## TASK TO CARRY OUT
Restate the data word for word and leave the images out.

## RECORD LIST
— Begin —
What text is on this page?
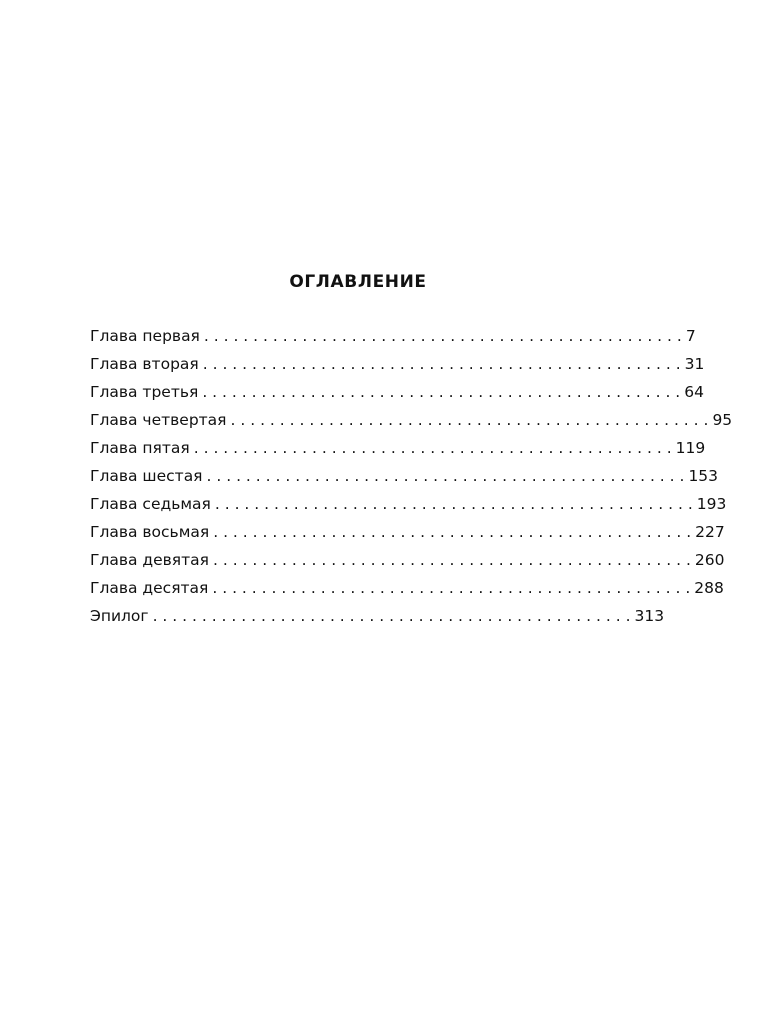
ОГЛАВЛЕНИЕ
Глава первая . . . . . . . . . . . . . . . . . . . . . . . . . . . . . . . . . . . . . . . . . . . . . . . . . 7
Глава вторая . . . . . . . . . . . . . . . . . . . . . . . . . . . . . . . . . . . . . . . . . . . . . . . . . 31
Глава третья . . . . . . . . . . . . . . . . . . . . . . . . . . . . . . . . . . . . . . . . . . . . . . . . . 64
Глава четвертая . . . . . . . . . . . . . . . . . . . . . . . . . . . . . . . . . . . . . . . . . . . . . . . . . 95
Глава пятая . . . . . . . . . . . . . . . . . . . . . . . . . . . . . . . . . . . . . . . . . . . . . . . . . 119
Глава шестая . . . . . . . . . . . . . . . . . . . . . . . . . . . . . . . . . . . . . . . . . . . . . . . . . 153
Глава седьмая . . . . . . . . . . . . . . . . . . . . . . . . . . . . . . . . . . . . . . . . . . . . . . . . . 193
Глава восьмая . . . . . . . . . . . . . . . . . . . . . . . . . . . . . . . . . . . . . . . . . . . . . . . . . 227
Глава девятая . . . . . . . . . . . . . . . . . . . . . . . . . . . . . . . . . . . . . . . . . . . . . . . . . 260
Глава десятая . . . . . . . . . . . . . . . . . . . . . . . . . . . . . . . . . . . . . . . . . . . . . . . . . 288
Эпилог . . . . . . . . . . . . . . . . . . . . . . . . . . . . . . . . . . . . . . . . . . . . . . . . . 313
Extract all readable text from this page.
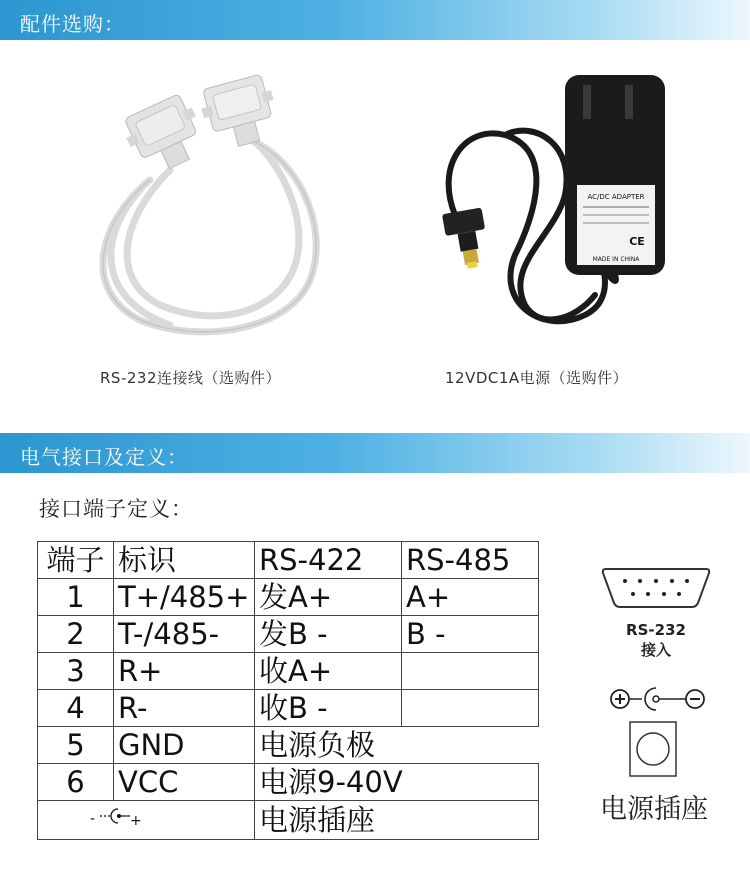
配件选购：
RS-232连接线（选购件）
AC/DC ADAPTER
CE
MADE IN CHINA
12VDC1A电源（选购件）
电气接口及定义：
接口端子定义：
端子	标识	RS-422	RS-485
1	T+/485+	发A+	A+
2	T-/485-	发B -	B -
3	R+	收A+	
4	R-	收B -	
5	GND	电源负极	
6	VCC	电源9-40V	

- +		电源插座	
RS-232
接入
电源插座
— End —
## EXERCISE SOLUTION
What text is on this page?
ОГЛАВЛЕНИЕ
Глава первая . . . . . . . . . . . . . . . . . . . . . . . . . . . . . . . . . . . . . . . . . . . . . . . . . 7
Глава вторая . . . . . . . . . . . . . . . . . . . . . . . . . . . . . . . . . . . . . . . . . . . . . . . . . 31
Глава третья . . . . . . . . . . . . . . . . . . . . . . . . . . . . . . . . . . . . . . . . . . . . . . . . . 64
Глава четвертая . . . . . . . . . . . . . . . . . . . . . . . . . . . . . . . . . . . . . . . . . . . . . . . . . 95
Глава пятая . . . . . . . . . . . . . . . . . . . . . . . . . . . . . . . . . . . . . . . . . . . . . . . . . 119
Глава шестая . . . . . . . . . . . . . . . . . . . . . . . . . . . . . . . . . . . . . . . . . . . . . . . . . 153
Глава седьмая . . . . . . . . . . . . . . . . . . . . . . . . . . . . . . . . . . . . . . . . . . . . . . . . . 193
Глава восьмая . . . . . . . . . . . . . . . . . . . . . . . . . . . . . . . . . . . . . . . . . . . . . . . . . 227
Глава девятая . . . . . . . . . . . . . . . . . . . . . . . . . . . . . . . . . . . . . . . . . . . . . . . . . 260
Глава десятая . . . . . . . . . . . . . . . . . . . . . . . . . . . . . . . . . . . . . . . . . . . . . . . . . 288
Эпилог . . . . . . . . . . . . . . . . . . . . . . . . . . . . . . . . . . . . . . . . . . . . . . . . . 313
Extract all readable text from this page.
配件选购：
RS-232连接线（选购件）
AC/DC ADAPTER
CE
MADE IN CHINA
12VDC1A电源（选购件）
电气接口及定义：
接口端子定义：
端子	标识	RS-422	RS-485
1	T+/485+	发A+	A+
2	T-/485-	发B -	B -
3	R+	收A+	
4	R-	收B -	
5	GND	电源负极	
6	VCC	电源9-40V	

- +		电源插座	
RS-232
接入
电源插座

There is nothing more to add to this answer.